**Task description**
Collect each line containing "matter".

**Input**
- - - -

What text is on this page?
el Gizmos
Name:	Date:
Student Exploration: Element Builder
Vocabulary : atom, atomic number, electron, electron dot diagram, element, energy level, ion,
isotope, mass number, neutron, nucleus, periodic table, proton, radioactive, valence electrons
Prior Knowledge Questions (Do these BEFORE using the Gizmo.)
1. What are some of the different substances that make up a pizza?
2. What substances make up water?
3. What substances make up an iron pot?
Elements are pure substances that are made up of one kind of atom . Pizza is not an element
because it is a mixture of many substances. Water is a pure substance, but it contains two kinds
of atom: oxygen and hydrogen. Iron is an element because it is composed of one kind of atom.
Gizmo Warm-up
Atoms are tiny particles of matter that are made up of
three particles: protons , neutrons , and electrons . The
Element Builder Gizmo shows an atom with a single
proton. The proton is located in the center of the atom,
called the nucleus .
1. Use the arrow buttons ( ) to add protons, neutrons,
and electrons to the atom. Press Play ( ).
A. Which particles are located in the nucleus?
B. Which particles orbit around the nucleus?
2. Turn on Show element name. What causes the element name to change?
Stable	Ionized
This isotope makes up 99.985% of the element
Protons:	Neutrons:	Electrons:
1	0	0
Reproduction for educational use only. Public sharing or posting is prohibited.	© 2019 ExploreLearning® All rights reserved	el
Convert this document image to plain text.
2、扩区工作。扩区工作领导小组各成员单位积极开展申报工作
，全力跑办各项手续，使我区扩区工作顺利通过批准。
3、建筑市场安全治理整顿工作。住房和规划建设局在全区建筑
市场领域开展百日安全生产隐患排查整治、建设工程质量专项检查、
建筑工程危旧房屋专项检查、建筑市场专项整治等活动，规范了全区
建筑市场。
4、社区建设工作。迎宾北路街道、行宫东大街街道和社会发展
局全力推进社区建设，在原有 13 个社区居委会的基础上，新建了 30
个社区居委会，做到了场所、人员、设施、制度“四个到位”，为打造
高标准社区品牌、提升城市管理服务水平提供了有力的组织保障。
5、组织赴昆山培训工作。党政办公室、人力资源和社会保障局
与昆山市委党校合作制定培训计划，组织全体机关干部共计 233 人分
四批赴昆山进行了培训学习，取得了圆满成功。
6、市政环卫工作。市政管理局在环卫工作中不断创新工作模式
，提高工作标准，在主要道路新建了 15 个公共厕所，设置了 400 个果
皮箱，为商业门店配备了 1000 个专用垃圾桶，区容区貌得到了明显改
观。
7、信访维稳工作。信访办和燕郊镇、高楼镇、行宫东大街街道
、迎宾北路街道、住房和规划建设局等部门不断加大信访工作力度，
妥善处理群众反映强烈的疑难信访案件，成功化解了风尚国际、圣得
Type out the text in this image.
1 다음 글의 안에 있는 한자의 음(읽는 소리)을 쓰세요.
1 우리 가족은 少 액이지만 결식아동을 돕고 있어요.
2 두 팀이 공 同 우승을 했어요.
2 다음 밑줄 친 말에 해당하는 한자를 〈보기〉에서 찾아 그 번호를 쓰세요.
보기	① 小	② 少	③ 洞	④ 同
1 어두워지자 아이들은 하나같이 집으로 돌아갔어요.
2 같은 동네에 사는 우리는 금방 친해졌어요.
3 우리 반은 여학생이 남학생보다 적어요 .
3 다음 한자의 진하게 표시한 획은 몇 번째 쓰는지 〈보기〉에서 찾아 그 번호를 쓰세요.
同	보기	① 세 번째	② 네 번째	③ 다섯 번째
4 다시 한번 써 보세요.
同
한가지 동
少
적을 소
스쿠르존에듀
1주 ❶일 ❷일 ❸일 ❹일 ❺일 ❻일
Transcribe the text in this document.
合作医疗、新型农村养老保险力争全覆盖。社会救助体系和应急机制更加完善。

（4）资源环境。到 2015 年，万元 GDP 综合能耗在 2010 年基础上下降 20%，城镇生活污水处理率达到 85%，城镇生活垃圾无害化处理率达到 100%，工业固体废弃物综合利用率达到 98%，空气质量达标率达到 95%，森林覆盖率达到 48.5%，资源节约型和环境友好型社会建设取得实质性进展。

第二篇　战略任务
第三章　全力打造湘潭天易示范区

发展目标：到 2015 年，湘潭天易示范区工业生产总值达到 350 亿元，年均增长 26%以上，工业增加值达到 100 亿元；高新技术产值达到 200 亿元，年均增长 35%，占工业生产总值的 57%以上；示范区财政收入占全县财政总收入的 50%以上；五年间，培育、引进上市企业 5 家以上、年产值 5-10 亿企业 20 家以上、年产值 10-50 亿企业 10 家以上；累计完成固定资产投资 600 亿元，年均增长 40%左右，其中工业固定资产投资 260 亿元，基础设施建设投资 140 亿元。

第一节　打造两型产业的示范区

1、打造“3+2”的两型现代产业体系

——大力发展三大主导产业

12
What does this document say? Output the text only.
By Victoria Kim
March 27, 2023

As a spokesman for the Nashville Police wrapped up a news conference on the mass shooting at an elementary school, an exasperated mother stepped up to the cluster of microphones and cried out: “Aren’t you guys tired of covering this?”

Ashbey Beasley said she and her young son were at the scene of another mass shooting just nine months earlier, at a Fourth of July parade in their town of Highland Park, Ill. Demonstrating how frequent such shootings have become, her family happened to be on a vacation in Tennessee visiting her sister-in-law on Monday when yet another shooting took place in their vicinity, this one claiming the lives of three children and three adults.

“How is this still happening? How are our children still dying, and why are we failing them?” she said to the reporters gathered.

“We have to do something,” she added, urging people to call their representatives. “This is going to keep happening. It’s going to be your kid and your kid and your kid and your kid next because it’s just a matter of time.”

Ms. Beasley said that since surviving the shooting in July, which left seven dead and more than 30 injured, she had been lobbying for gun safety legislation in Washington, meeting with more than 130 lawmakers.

- - - -

**Output**
Atoms are tiny particles of matter that are made up of
“We have to do something,” she added, urging people to call their representatives. “This is going to keep happening. It’s going to be your kid and your kid and your kid and your kid next because it’s just a matter of time.”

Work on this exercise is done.